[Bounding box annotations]
* * *

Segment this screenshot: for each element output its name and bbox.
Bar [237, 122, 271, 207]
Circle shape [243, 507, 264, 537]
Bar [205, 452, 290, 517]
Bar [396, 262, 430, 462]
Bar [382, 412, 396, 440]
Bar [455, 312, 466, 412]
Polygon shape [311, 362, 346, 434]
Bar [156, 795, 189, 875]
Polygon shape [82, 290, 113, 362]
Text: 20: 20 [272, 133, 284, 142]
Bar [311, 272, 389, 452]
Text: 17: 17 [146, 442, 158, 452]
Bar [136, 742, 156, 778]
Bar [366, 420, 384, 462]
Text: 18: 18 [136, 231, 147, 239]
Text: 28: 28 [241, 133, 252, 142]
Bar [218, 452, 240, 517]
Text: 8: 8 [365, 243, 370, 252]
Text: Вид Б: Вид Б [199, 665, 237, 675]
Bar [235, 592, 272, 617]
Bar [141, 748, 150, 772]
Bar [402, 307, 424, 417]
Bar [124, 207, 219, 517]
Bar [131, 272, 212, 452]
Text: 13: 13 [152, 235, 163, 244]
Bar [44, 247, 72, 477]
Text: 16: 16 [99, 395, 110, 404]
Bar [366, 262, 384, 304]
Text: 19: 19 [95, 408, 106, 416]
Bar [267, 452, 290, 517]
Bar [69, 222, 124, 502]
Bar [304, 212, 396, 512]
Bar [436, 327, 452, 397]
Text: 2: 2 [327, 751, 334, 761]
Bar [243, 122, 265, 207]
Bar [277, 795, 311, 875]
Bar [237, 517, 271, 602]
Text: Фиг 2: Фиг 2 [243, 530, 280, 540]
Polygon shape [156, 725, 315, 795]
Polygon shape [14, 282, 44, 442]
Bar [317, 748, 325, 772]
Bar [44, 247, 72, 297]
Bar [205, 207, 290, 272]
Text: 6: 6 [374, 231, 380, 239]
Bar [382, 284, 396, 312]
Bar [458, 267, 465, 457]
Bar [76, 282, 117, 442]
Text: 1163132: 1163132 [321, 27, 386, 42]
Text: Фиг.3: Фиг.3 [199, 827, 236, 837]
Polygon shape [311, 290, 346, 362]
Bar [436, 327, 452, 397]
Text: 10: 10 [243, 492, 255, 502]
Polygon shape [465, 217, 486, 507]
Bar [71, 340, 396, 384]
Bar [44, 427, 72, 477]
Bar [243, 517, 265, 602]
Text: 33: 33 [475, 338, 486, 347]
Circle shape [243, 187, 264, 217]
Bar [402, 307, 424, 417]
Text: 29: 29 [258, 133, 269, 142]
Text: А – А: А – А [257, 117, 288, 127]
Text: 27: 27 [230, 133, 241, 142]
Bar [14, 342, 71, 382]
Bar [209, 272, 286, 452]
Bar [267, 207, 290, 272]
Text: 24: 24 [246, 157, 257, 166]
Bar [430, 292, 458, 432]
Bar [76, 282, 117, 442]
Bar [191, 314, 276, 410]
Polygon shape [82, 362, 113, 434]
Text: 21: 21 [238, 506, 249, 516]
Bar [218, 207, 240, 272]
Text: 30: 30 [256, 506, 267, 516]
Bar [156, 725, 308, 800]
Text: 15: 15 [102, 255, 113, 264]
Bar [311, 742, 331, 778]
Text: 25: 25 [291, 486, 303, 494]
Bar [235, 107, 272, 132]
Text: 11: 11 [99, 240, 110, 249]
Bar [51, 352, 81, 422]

* * *

Copy every line of the items above, character for character, with nothing changed or left out.

Segment this screenshot: for each element output its name and bbox.
Bar [237, 122, 271, 207]
Circle shape [243, 507, 264, 537]
Bar [205, 452, 290, 517]
Bar [396, 262, 430, 462]
Bar [382, 412, 396, 440]
Bar [455, 312, 466, 412]
Polygon shape [311, 362, 346, 434]
Bar [156, 795, 189, 875]
Polygon shape [82, 290, 113, 362]
Text: 20: 20 [272, 133, 284, 142]
Bar [311, 272, 389, 452]
Text: 17: 17 [146, 442, 158, 452]
Bar [136, 742, 156, 778]
Bar [366, 420, 384, 462]
Text: 18: 18 [136, 231, 147, 239]
Text: 28: 28 [241, 133, 252, 142]
Bar [218, 452, 240, 517]
Text: 8: 8 [365, 243, 370, 252]
Text: Вид Б: Вид Б [199, 665, 237, 675]
Bar [235, 592, 272, 617]
Bar [141, 748, 150, 772]
Bar [402, 307, 424, 417]
Bar [124, 207, 219, 517]
Bar [131, 272, 212, 452]
Text: 13: 13 [152, 235, 163, 244]
Bar [44, 247, 72, 477]
Text: 16: 16 [99, 395, 110, 404]
Bar [366, 262, 384, 304]
Text: 19: 19 [95, 408, 106, 416]
Bar [267, 452, 290, 517]
Bar [69, 222, 124, 502]
Bar [304, 212, 396, 512]
Bar [436, 327, 452, 397]
Text: 2: 2 [327, 751, 334, 761]
Bar [243, 122, 265, 207]
Bar [277, 795, 311, 875]
Bar [237, 517, 271, 602]
Text: Фиг 2: Фиг 2 [243, 530, 280, 540]
Polygon shape [156, 725, 315, 795]
Polygon shape [14, 282, 44, 442]
Bar [317, 748, 325, 772]
Bar [44, 247, 72, 297]
Bar [205, 207, 290, 272]
Text: 6: 6 [374, 231, 380, 239]
Bar [382, 284, 396, 312]
Bar [458, 267, 465, 457]
Bar [76, 282, 117, 442]
Text: 1163132: 1163132 [321, 27, 386, 42]
Text: Фиг.3: Фиг.3 [199, 827, 236, 837]
Polygon shape [311, 290, 346, 362]
Bar [436, 327, 452, 397]
Text: 10: 10 [243, 492, 255, 502]
Polygon shape [465, 217, 486, 507]
Bar [71, 340, 396, 384]
Bar [44, 427, 72, 477]
Bar [243, 517, 265, 602]
Text: 33: 33 [475, 338, 486, 347]
Circle shape [243, 187, 264, 217]
Bar [402, 307, 424, 417]
Text: 29: 29 [258, 133, 269, 142]
Text: А – А: А – А [257, 117, 288, 127]
Text: 27: 27 [230, 133, 241, 142]
Bar [14, 342, 71, 382]
Bar [209, 272, 286, 452]
Bar [267, 207, 290, 272]
Text: 24: 24 [246, 157, 257, 166]
Bar [430, 292, 458, 432]
Bar [76, 282, 117, 442]
Bar [191, 314, 276, 410]
Polygon shape [82, 362, 113, 434]
Text: 21: 21 [238, 506, 249, 516]
Bar [218, 207, 240, 272]
Text: 30: 30 [256, 506, 267, 516]
Bar [156, 725, 308, 800]
Text: 15: 15 [102, 255, 113, 264]
Bar [311, 742, 331, 778]
Text: 25: 25 [291, 486, 303, 494]
Bar [235, 107, 272, 132]
Text: 11: 11 [99, 240, 110, 249]
Bar [51, 352, 81, 422]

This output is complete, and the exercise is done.